» **Excerpt to read**:
- Opening Delimiter -

39 The submissions of the respondent in this respect are rejected. In view of the decision in VNAA, it is clear that ss 425 and 425A of the Migration Act are to be read together. Accordingly, the Tribunal, having complied with one of the methods prescribed in s 425A (in fact, two), was under no further obligation to search the papers lodged with it to discover if there might be some other avenue of communicating with the applicant.
40 Our conclusion is reinforced by a closer consideration of the decisions relied upon by the respondent, and in particular Uddin. Section 425 of the Migration Act in its present form has only existed since 1 June 1999, when the amendments effected by Act No 113 of 1998 came into effect. The application under consideration in Uddin was decided under a previous version of s 425, which provided:
'(1) Where s 424 does not apply, the Tribunal:
(a) must give the applicant an opportunity to appear before it to give evidence; and
…'
41 The comments of Hely J in Uddin are relevant to the former s 425 of the Migration Act, which requires the Tribunal to provide an applicant with an opportunity to appear. The current version of s 425 is in different terms. It requires that the Tribunal invite an applicant to appear, and provides a method which the Tribunal must follow to satisfy this requirement.

- Closing Delimiter -

» **Page segmentation data**:
- Opening Delimiter -

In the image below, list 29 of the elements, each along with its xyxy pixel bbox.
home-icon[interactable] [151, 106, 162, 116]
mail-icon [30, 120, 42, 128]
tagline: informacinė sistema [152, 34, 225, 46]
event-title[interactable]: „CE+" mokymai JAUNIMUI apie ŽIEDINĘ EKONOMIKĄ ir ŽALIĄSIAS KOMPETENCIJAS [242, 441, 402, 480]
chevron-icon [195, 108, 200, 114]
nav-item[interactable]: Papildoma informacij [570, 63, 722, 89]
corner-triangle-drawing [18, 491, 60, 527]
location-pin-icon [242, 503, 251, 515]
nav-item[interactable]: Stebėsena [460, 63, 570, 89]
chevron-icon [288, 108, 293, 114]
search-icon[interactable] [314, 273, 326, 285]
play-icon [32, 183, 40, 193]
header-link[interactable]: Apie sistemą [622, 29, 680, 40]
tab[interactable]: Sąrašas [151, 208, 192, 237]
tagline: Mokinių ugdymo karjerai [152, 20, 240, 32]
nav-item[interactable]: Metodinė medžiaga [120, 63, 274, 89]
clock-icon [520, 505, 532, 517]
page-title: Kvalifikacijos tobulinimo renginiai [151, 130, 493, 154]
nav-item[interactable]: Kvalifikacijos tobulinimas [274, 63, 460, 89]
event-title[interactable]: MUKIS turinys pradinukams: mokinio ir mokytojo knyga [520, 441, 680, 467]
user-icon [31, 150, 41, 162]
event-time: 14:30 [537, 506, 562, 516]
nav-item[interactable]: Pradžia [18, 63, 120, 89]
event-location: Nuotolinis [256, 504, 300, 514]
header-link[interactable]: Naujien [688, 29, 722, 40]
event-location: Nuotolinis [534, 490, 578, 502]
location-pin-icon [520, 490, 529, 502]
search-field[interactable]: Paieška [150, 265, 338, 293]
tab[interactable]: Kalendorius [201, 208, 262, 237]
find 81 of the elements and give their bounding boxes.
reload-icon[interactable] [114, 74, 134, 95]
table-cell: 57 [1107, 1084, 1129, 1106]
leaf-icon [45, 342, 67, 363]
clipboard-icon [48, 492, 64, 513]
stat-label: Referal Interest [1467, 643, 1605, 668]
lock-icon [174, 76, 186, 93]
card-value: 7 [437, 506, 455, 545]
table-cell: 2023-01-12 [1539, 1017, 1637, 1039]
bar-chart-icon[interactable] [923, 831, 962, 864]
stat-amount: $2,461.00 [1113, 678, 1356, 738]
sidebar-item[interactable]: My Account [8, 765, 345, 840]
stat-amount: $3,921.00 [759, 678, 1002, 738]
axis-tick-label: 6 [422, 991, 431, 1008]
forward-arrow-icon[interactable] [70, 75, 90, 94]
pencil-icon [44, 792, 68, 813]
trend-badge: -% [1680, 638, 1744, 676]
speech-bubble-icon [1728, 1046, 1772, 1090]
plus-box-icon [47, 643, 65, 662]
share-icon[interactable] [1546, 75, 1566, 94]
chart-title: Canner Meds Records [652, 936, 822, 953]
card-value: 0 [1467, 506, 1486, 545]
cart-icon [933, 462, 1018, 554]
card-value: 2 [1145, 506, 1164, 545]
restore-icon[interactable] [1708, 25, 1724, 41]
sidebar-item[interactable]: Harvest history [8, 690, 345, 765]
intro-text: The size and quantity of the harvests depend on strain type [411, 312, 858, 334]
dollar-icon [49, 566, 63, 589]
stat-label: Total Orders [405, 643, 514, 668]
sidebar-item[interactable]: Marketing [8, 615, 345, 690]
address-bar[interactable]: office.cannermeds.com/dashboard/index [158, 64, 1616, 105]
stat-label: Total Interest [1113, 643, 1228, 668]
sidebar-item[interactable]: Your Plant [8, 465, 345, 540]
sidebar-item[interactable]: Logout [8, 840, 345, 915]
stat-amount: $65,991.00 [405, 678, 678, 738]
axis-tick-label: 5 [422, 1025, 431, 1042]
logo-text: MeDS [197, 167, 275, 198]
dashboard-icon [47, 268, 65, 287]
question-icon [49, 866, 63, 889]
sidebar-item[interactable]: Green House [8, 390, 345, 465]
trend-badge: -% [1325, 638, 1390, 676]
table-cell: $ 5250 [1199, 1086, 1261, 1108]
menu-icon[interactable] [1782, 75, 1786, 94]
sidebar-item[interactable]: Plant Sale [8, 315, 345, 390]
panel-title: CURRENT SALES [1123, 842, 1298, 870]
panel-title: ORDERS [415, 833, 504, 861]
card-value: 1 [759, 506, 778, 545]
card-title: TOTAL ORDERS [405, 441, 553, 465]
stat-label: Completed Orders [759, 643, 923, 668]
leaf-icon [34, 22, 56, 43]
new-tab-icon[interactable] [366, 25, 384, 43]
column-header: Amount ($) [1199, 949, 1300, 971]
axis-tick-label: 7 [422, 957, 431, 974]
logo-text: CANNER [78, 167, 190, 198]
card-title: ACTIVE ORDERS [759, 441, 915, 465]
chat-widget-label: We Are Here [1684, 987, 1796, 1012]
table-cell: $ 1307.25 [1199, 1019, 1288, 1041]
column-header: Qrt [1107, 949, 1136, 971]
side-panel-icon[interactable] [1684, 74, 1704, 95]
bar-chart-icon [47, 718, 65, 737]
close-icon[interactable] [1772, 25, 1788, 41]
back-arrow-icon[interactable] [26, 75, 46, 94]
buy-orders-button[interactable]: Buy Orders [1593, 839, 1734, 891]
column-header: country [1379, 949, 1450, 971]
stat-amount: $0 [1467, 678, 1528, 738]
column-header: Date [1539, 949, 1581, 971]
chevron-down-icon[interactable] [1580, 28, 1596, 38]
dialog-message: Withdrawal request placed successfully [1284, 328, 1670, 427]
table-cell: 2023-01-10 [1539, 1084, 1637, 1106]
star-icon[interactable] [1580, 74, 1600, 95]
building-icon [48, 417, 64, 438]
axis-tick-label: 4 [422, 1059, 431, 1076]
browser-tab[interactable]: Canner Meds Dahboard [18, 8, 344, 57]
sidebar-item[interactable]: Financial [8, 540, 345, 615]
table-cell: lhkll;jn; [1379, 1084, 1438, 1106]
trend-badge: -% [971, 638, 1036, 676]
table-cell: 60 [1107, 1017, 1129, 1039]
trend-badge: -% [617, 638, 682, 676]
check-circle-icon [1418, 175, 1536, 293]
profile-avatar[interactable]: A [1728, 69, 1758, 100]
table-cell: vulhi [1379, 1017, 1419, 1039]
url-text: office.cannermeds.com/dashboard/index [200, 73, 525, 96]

- Closing Delimiter -

» **Tasks to carry out**:
(a) Answer each question from the excerpt on section 425 of the Migration Act.
(i) How many of the methods prescribed in s 425A did the Tribunal comply with?
(ii) On what date did the present form of s 425 come into existence?
(iii) What does the current version of s 425 require the Tribunal to do?
(b) Summarize the excerpt on section 425 of the Migration Act in two sentences.

» **Answers for the tasks**:
(a)
(i) Two.
(ii) 1 June 1999.
(iii) It requires the Tribunal to invite an applicant to appear, and it provides a method the Tribunal must follow to meet this requirement.

(b) The respondent's submissions are rejected because, following VNAA, ss 425 and 425A of the Migration Act are read together, so the Tribunal, having complied with two of the methods in s 425A, had no further obligation to search its papers for another way to contact the applicant. This conclusion is reinforced by the fact that Uddin was decided under the former s 425, which required the Tribunal to give an applicant an opportunity to appear, while the current version, in force since 1 June 1999, requires the Tribunal to invite an applicant to appear and sets out a method for doing so.